Task description: Convert every line of the material below into a JSON list of strings, one string per line, omitting any blank lines.

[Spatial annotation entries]
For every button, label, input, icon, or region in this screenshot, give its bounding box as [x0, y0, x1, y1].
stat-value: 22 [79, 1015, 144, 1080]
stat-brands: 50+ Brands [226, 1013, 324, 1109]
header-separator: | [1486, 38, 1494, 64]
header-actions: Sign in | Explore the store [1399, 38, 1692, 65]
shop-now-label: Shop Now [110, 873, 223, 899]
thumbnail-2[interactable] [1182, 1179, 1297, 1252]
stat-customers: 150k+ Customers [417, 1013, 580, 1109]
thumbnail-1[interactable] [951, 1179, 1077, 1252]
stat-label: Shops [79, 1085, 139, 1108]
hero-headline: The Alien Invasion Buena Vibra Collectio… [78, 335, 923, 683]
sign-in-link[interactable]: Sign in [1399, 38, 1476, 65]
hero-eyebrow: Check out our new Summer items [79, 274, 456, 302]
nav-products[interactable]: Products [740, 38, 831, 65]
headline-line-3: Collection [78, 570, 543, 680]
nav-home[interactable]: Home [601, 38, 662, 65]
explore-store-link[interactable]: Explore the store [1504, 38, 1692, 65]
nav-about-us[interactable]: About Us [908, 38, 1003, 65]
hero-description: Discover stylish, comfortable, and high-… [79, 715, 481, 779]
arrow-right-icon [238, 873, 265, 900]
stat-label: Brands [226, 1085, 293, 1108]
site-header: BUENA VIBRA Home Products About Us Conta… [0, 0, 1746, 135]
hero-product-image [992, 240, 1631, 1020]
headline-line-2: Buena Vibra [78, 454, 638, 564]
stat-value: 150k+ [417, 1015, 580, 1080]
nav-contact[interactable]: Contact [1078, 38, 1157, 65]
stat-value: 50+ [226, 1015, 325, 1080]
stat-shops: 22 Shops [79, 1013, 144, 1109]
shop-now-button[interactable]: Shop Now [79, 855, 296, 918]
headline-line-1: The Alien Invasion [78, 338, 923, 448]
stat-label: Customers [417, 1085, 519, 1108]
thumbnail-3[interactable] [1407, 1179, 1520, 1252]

Worked answer:
[
  "For every button, label, input, icon, or region in this screenshot, give its bounding box as [x0, y0, x1, y1].",
  "stat-value: 22 [79, 1015, 144, 1080]",
  "stat-brands: 50+ Brands [226, 1013, 324, 1109]",
  "header-separator: | [1486, 38, 1494, 64]",
  "header-actions: Sign in | Explore the store [1399, 38, 1692, 65]",
  "shop-now-label: Shop Now [110, 873, 223, 899]",
  "thumbnail-2[interactable] [1182, 1179, 1297, 1252]",
  "stat-customers: 150k+ Customers [417, 1013, 580, 1109]",
  "thumbnail-1[interactable] [951, 1179, 1077, 1252]",
  "stat-label: Shops [79, 1085, 139, 1108]",
  "hero-headline: The Alien Invasion Buena Vibra Collectio… [78, 335, 923, 683]",
  "sign-in-link[interactable]: Sign in [1399, 38, 1476, 65]",
  "hero-eyebrow: Check out our new Summer items [79, 274, 456, 302]",
  "nav-products[interactable]: Products [740, 38, 831, 65]",
  "headline-line-3: Collection [78, 570, 543, 680]",
  "nav-home[interactable]: Home [601, 38, 662, 65]",
  "explore-store-link[interactable]: Explore the store [1504, 38, 1692, 65]",
  "nav-about-us[interactable]: About Us [908, 38, 1003, 65]",
  "hero-description: Discover stylish, comfortable, and high-… [79, 715, 481, 779]",
  "arrow-right-icon [238, 873, 265, 900]",
  "stat-label: Brands [226, 1085, 293, 1108]",
  "site-header: BUENA VIBRA Home Products About Us Conta… [0, 0, 1746, 135]",
  "hero-product-image [992, 240, 1631, 1020]",
  "headline-line-2: Buena Vibra [78, 454, 638, 564]",
  "stat-value: 150k+ [417, 1015, 580, 1080]",
  "nav-contact[interactable]: Contact [1078, 38, 1157, 65]",
  "stat-value: 50+ [226, 1015, 325, 1080]",
  "stat-shops: 22 Shops [79, 1013, 144, 1109]",
  "shop-now-button[interactable]: Shop Now [79, 855, 296, 918]",
  "headline-line-1: The Alien Invasion [78, 338, 923, 448]",
  "stat-label: Customers [417, 1085, 519, 1108]",
  "thumbnail-3[interactable] [1407, 1179, 1520, 1252]"
]